**Stated exercise:**
Go through each line of the records below and count those with the word "document"; give only the total.
━━━
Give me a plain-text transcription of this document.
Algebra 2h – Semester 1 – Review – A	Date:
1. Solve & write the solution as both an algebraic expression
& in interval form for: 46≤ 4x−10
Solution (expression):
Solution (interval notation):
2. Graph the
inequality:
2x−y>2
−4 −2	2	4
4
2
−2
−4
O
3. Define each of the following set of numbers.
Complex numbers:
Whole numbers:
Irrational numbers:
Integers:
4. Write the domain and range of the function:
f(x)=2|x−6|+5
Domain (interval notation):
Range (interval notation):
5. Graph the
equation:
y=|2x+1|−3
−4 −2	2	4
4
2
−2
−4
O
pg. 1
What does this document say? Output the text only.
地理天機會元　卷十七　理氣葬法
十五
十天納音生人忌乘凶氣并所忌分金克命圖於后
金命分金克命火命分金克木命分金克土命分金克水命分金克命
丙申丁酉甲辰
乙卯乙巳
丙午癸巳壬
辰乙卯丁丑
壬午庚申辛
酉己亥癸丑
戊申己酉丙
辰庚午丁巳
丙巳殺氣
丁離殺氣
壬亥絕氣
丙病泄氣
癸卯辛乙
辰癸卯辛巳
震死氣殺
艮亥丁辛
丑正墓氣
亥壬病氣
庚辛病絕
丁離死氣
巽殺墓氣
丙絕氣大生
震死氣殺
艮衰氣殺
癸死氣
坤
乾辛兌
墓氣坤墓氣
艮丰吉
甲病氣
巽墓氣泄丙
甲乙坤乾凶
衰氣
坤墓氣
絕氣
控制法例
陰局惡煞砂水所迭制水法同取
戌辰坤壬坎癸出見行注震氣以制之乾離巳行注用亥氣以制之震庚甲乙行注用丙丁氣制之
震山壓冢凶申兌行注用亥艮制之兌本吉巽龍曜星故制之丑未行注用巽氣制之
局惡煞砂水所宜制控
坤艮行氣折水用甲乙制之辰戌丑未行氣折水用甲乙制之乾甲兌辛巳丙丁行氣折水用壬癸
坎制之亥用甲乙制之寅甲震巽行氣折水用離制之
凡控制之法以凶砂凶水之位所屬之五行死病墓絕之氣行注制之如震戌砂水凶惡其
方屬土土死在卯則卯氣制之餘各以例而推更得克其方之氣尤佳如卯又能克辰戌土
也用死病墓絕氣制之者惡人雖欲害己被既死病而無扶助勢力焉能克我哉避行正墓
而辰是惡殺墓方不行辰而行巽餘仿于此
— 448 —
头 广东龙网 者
━━━
**The response:**
2